• **RAW RECORDS**
-- Start --
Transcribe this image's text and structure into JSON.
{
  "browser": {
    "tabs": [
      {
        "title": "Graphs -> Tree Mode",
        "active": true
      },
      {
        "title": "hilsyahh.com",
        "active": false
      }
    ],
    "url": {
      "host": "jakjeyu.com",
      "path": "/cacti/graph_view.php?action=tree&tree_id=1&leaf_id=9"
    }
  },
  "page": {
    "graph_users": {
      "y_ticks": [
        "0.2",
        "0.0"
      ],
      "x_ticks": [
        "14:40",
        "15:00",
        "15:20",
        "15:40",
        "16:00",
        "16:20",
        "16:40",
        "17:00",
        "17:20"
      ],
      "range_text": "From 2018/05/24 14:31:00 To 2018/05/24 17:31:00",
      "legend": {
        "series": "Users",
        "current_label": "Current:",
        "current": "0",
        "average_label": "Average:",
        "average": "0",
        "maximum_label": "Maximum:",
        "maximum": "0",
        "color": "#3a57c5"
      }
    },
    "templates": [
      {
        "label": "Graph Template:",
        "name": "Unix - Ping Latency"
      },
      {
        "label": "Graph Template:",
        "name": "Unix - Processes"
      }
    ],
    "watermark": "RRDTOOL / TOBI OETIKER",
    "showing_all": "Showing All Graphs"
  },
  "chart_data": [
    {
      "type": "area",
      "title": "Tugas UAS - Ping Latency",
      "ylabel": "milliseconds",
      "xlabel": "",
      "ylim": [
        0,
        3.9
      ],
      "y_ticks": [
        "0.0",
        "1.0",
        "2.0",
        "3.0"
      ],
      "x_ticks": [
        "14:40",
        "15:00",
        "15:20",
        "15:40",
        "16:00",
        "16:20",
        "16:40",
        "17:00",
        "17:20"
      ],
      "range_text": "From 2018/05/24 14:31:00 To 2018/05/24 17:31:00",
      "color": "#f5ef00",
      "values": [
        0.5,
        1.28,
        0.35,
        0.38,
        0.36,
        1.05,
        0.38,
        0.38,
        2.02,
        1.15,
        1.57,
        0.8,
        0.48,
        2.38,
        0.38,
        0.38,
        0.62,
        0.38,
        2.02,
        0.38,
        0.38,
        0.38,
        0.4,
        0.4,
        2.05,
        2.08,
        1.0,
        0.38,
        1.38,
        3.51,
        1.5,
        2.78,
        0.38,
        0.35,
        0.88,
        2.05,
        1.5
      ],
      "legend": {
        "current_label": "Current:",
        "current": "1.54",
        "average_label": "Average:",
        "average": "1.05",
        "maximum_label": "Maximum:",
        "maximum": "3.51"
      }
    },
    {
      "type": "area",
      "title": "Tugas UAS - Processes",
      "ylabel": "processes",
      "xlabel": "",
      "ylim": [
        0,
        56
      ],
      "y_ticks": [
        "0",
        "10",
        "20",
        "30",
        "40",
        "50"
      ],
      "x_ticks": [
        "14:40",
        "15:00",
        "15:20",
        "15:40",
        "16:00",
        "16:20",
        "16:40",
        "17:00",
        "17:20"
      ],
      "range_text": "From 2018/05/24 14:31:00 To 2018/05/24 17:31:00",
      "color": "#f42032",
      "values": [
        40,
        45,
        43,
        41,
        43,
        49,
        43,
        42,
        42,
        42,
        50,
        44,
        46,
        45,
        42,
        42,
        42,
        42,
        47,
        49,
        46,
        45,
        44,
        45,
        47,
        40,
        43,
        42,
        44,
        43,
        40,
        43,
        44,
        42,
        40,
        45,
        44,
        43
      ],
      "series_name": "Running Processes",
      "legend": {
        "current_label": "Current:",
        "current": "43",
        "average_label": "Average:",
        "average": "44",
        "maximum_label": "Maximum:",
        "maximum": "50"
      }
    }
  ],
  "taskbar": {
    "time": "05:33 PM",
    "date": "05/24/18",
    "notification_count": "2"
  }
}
-- End --
• **SET EXERCISE**
Quote each line above in full, word for word.

• **RESPONSE**
Transcribe this image's text and structure into JSON.
{
  "browser": {
    "tabs": [
      {
        "title": "Graphs -> Tree Mode",
        "active": true
      },
      {
        "title": "hilsyahh.com",
        "active": false
      }
    ],
    "url": {
      "host": "jakjeyu.com",
      "path": "/cacti/graph_view.php?action=tree&tree_id=1&leaf_id=9"
    }
  },
  "page": {
    "graph_users": {
      "y_ticks": [
        "0.2",
        "0.0"
      ],
      "x_ticks": [
        "14:40",
        "15:00",
        "15:20",
        "15:40",
        "16:00",
        "16:20",
        "16:40",
        "17:00",
        "17:20"
      ],
      "range_text": "From 2018/05/24 14:31:00 To 2018/05/24 17:31:00",
      "legend": {
        "series": "Users",
        "current_label": "Current:",
        "current": "0",
        "average_label": "Average:",
        "average": "0",
        "maximum_label": "Maximum:",
        "maximum": "0",
        "color": "#3a57c5"
      }
    },
    "templates": [
      {
        "label": "Graph Template:",
        "name": "Unix - Ping Latency"
      },
      {
        "label": "Graph Template:",
        "name": "Unix - Processes"
      }
    ],
    "watermark": "RRDTOOL / TOBI OETIKER",
    "showing_all": "Showing All Graphs"
  },
  "chart_data": [
    {
      "type": "area",
      "title": "Tugas UAS - Ping Latency",
      "ylabel": "milliseconds",
      "xlabel": "",
      "ylim": [
        0,
        3.9
      ],
      "y_ticks": [
        "0.0",
        "1.0",
        "2.0",
        "3.0"
      ],
      "x_ticks": [
        "14:40",
        "15:00",
        "15:20",
        "15:40",
        "16:00",
        "16:20",
        "16:40",
        "17:00",
        "17:20"
      ],
      "range_text": "From 2018/05/24 14:31:00 To 2018/05/24 17:31:00",
      "color": "#f5ef00",
      "values": [
        0.5,
        1.28,
        0.35,
        0.38,
        0.36,
        1.05,
        0.38,
        0.38,
        2.02,
        1.15,
        1.57,
        0.8,
        0.48,
        2.38,
        0.38,
        0.38,
        0.62,
        0.38,
        2.02,
        0.38,
        0.38,
        0.38,
        0.4,
        0.4,
        2.05,
        2.08,
        1.0,
        0.38,
        1.38,
        3.51,
        1.5,
        2.78,
        0.38,
        0.35,
        0.88,
        2.05,
        1.5
      ],
      "legend": {
        "current_label": "Current:",
        "current": "1.54",
        "average_label": "Average:",
        "average": "1.05",
        "maximum_label": "Maximum:",
        "maximum": "3.51"
      }
    },
    {
      "type": "area",
      "title": "Tugas UAS - Processes",
      "ylabel": "processes",
      "xlabel": "",
      "ylim": [
        0,
        56
      ],
      "y_ticks": [
        "0",
        "10",
        "20",
        "30",
        "40",
        "50"
      ],
      "x_ticks": [
        "14:40",
        "15:00",
        "15:20",
        "15:40",
        "16:00",
        "16:20",
        "16:40",
        "17:00",
        "17:20"
      ],
      "range_text": "From 2018/05/24 14:31:00 To 2018/05/24 17:31:00",
      "color": "#f42032",
      "values": [
        40,
        45,
        43,
        41,
        43,
        49,
        43,
        42,
        42,
        42,
        50,
        44,
        46,
        45,
        42,
        42,
        42,
        42,
        47,
        49,
        46,
        45,
        44,
        45,
        47,
        40,
        43,
        42,
        44,
        43,
        40,
        43,
        44,
        42,
        40,
        45,
        44,
        43
      ],
      "series_name": "Running Processes",
      "legend": {
        "current_label": "Current:",
        "current": "43",
        "average_label": "Average:",
        "average": "44",
        "maximum_label": "Maximum:",
        "maximum": "50"
      }
    }
  ],
  "taskbar": {
    "time": "05:33 PM",
    "date": "05/24/18",
    "notification_count": "2"
  }
}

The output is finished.